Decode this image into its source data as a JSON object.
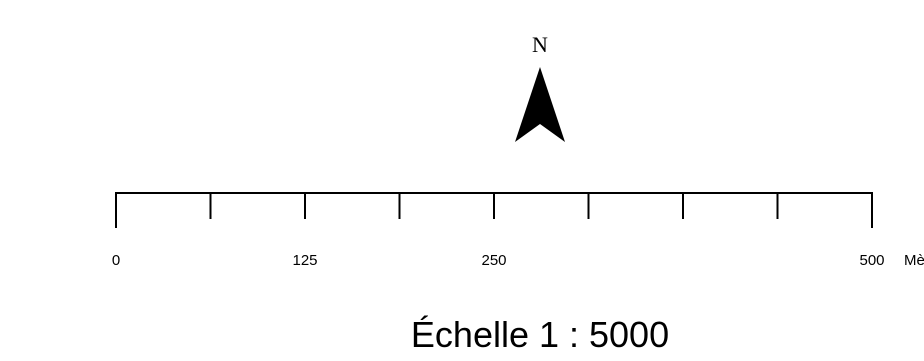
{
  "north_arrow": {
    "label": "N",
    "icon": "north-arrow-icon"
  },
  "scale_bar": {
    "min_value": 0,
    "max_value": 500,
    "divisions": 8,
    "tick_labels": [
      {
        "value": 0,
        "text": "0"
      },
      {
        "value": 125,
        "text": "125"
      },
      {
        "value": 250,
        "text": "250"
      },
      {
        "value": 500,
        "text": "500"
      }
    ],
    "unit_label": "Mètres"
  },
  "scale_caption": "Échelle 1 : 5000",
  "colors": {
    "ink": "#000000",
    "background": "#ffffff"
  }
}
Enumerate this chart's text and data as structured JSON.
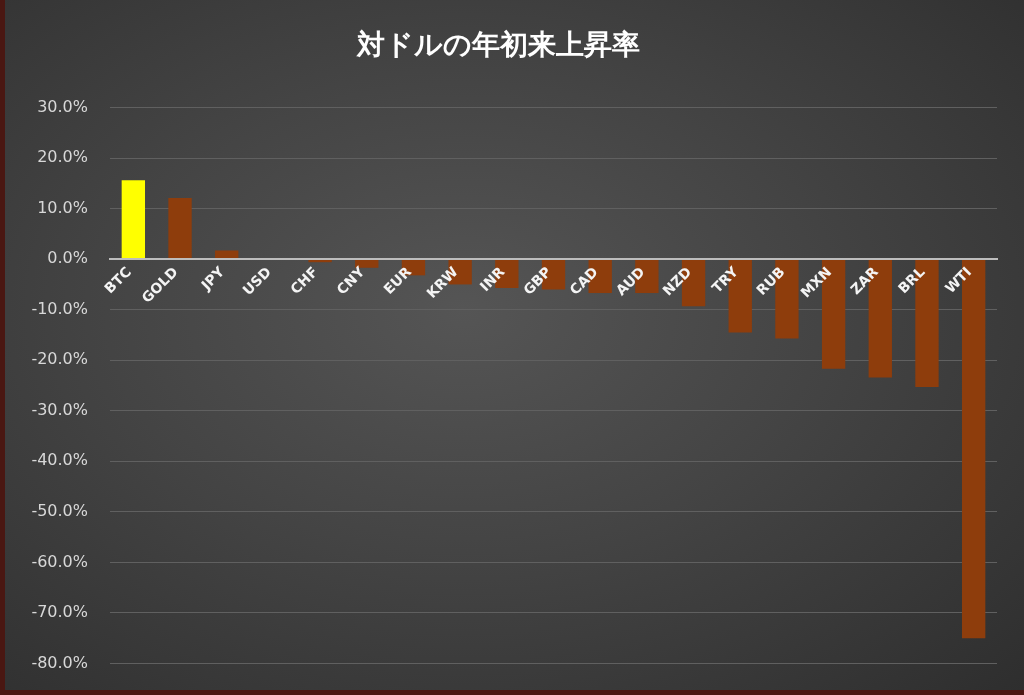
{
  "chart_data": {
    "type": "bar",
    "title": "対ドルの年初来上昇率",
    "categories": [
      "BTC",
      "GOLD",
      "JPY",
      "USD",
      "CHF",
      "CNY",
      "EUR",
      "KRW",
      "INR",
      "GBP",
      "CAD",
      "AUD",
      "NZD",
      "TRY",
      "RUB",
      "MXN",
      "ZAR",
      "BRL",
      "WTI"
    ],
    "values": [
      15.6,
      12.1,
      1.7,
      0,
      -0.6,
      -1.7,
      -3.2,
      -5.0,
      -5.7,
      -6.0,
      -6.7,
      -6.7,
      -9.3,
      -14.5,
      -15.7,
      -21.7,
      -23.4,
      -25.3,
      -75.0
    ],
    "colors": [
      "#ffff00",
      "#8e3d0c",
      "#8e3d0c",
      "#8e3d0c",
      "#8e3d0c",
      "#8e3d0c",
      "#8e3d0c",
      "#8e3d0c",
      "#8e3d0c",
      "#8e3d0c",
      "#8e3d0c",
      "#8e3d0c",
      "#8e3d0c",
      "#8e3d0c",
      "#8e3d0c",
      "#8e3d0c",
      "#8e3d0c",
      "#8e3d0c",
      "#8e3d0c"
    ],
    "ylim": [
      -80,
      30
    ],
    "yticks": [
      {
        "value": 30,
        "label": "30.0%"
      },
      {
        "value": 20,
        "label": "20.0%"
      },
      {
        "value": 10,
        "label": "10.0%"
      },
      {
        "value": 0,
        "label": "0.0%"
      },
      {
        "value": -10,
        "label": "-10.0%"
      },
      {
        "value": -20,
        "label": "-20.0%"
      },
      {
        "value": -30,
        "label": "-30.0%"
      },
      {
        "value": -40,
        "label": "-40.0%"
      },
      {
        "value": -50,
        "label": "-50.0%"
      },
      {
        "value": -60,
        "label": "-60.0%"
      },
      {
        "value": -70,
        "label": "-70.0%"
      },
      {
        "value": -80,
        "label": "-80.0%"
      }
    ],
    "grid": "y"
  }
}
━━━━━━━━
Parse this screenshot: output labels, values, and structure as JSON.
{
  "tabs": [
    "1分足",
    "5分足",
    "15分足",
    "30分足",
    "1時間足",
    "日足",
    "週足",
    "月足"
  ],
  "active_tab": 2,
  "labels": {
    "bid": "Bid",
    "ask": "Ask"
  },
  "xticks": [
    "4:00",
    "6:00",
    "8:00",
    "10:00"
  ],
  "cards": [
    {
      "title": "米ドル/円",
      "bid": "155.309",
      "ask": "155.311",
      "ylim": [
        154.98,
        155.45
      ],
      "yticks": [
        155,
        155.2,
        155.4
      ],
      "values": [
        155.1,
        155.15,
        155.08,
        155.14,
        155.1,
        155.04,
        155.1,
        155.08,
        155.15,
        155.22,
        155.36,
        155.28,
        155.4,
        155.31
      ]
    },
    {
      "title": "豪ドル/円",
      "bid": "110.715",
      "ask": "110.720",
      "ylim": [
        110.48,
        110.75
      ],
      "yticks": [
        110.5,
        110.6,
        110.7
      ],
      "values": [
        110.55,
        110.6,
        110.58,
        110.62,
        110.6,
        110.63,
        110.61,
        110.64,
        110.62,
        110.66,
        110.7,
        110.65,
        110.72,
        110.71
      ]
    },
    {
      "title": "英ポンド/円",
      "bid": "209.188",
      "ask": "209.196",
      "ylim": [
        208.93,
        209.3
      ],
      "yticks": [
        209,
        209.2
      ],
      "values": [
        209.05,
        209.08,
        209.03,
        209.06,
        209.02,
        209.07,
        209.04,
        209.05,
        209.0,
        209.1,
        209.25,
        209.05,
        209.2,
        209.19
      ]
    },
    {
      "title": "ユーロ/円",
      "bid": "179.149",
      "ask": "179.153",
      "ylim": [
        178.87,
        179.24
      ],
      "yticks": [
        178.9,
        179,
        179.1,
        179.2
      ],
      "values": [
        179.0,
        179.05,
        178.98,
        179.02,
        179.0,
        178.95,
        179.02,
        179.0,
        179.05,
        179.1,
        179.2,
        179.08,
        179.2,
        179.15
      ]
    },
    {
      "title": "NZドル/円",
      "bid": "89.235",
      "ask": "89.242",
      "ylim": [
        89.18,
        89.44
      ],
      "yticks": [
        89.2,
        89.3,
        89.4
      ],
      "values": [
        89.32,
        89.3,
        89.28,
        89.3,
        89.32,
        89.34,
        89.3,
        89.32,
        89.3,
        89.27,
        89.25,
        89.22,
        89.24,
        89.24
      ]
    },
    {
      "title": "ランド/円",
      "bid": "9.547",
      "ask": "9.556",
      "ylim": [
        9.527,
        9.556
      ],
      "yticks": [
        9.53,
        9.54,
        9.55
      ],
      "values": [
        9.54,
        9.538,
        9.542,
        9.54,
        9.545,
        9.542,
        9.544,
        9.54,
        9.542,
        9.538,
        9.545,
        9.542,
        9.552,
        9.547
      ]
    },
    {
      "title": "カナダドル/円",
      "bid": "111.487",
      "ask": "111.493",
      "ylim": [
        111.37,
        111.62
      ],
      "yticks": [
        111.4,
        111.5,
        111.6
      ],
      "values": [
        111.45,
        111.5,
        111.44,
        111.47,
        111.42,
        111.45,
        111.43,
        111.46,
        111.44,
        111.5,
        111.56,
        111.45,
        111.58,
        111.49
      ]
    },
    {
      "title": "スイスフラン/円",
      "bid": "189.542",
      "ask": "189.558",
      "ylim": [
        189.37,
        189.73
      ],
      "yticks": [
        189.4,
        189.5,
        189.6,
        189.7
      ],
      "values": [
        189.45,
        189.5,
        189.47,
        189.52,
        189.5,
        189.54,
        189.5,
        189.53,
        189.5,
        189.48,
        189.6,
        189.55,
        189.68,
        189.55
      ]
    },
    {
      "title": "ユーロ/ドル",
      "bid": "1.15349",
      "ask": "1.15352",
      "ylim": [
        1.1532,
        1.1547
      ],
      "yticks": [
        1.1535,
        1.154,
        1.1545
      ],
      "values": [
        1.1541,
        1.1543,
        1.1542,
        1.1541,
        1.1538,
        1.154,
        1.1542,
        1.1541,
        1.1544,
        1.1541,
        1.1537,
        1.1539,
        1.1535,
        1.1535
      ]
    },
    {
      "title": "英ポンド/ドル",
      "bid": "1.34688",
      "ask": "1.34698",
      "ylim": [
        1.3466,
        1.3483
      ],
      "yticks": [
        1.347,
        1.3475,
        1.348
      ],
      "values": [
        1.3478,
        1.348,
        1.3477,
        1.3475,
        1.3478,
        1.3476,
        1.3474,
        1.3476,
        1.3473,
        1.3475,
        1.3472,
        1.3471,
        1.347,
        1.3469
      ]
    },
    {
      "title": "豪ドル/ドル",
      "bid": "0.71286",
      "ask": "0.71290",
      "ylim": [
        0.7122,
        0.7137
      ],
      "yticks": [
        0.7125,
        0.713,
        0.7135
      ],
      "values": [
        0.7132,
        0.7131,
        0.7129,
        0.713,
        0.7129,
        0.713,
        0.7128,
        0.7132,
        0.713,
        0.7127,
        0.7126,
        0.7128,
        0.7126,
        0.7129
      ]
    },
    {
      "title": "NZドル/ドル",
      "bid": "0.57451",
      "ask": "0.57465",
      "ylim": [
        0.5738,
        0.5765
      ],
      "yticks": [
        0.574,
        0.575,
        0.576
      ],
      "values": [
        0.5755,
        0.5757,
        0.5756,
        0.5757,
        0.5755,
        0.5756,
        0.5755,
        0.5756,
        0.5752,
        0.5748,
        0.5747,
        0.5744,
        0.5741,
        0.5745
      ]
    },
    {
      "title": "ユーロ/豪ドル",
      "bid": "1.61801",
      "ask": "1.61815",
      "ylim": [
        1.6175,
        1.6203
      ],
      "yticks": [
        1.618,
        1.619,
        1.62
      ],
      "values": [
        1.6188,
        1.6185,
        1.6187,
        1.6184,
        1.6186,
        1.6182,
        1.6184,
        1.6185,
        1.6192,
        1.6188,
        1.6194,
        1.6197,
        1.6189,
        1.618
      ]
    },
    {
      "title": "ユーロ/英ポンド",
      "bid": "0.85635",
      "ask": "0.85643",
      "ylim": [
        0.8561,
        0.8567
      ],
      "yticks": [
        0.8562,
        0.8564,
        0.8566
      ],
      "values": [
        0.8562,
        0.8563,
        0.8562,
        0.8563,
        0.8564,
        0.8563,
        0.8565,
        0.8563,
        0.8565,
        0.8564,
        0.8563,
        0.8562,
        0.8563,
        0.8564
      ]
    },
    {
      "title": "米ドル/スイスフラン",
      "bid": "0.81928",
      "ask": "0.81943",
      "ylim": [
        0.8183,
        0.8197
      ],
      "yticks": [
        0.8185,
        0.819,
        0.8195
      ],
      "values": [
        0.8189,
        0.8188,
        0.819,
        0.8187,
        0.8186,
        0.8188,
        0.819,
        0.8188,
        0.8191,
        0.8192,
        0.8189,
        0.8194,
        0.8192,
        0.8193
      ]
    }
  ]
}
━━━━━━━━
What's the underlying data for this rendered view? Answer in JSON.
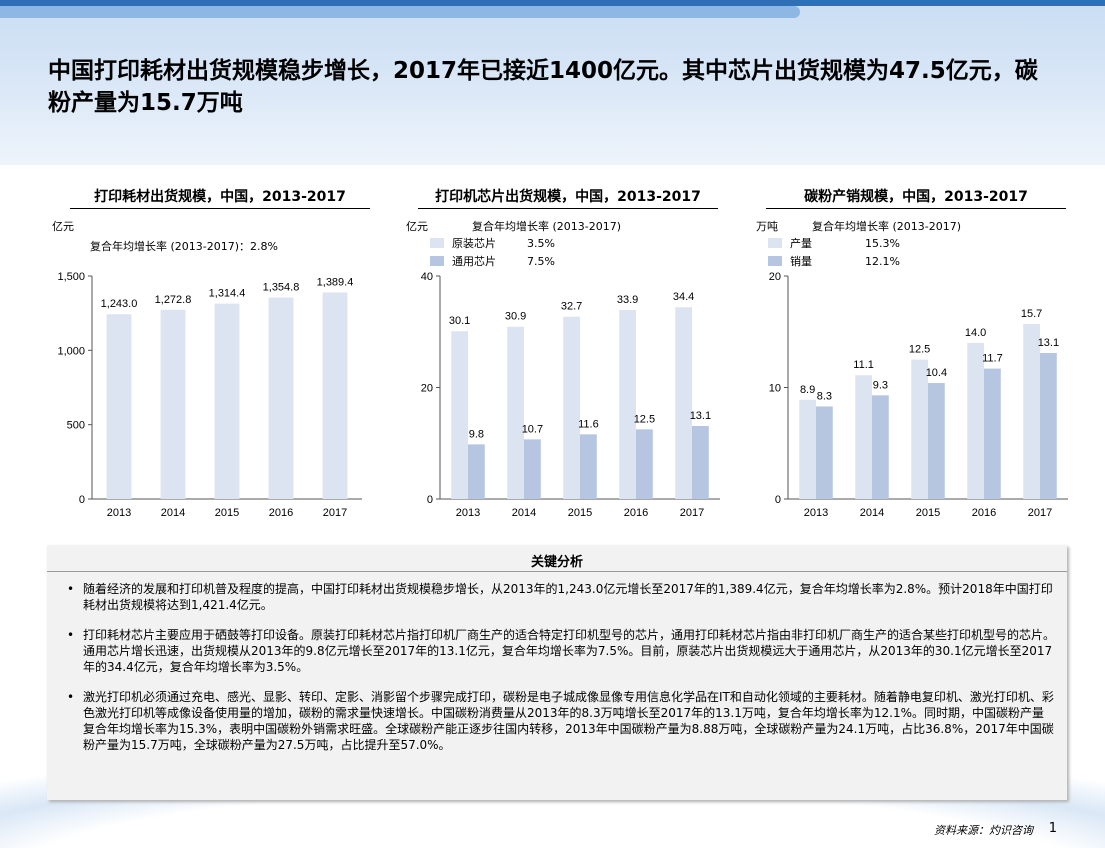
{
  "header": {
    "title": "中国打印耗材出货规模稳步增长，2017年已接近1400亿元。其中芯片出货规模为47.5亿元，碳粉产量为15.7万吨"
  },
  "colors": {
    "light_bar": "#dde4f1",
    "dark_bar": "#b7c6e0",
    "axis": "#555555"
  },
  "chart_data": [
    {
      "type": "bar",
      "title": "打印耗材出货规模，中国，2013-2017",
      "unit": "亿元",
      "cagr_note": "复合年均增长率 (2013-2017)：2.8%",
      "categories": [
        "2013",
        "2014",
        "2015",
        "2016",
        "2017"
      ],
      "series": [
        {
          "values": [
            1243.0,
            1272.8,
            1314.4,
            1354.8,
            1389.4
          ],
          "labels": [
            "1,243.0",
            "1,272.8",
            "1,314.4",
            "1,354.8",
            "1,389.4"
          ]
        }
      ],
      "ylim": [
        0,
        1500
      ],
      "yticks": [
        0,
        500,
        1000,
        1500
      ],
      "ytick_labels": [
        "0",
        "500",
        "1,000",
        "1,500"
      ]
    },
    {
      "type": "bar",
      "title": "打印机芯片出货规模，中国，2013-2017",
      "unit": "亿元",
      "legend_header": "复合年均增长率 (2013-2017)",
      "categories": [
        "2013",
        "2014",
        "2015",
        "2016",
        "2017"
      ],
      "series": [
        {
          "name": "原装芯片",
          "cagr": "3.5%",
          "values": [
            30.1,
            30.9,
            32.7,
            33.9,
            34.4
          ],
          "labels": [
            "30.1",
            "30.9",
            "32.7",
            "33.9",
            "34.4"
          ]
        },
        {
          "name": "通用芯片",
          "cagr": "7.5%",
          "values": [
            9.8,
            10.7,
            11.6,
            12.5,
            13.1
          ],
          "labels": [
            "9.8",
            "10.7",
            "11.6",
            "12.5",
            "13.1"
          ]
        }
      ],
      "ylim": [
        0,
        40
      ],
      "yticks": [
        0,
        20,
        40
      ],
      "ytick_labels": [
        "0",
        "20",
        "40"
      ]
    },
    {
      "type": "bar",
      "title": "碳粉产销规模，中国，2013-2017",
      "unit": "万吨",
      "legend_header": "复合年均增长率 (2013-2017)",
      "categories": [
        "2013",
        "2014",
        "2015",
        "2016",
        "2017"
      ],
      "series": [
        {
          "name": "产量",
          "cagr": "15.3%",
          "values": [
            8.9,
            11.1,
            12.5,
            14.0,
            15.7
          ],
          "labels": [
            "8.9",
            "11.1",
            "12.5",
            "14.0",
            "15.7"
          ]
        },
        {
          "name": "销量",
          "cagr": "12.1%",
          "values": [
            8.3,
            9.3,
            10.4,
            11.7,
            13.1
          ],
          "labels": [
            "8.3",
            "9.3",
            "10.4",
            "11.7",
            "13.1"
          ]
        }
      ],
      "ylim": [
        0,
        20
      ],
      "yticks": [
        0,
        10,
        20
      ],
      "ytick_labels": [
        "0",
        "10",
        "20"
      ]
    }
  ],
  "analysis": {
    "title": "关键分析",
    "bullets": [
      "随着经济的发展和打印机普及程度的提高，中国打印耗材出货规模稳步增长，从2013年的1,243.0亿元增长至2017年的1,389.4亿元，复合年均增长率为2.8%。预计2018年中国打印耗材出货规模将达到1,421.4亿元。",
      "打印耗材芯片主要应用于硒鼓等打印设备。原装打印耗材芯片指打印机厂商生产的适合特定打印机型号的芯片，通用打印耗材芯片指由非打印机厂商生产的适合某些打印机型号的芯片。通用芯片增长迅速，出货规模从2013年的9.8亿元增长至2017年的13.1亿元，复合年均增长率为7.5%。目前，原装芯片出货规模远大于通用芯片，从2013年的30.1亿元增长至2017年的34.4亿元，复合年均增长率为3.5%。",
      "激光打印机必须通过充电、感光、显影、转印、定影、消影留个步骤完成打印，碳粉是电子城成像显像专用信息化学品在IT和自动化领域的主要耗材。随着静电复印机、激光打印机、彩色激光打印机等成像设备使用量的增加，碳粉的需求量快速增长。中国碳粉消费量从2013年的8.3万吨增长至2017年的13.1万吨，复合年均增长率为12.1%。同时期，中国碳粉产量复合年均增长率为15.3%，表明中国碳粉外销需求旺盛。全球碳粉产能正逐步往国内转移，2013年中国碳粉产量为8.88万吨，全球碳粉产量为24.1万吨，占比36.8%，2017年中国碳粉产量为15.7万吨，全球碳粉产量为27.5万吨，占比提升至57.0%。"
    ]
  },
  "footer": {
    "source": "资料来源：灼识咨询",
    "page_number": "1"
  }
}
━━━━━━━━
## Exercise:
Using the listing, say how many lines include the word "source", and add nothing else.

## Exercise output:
2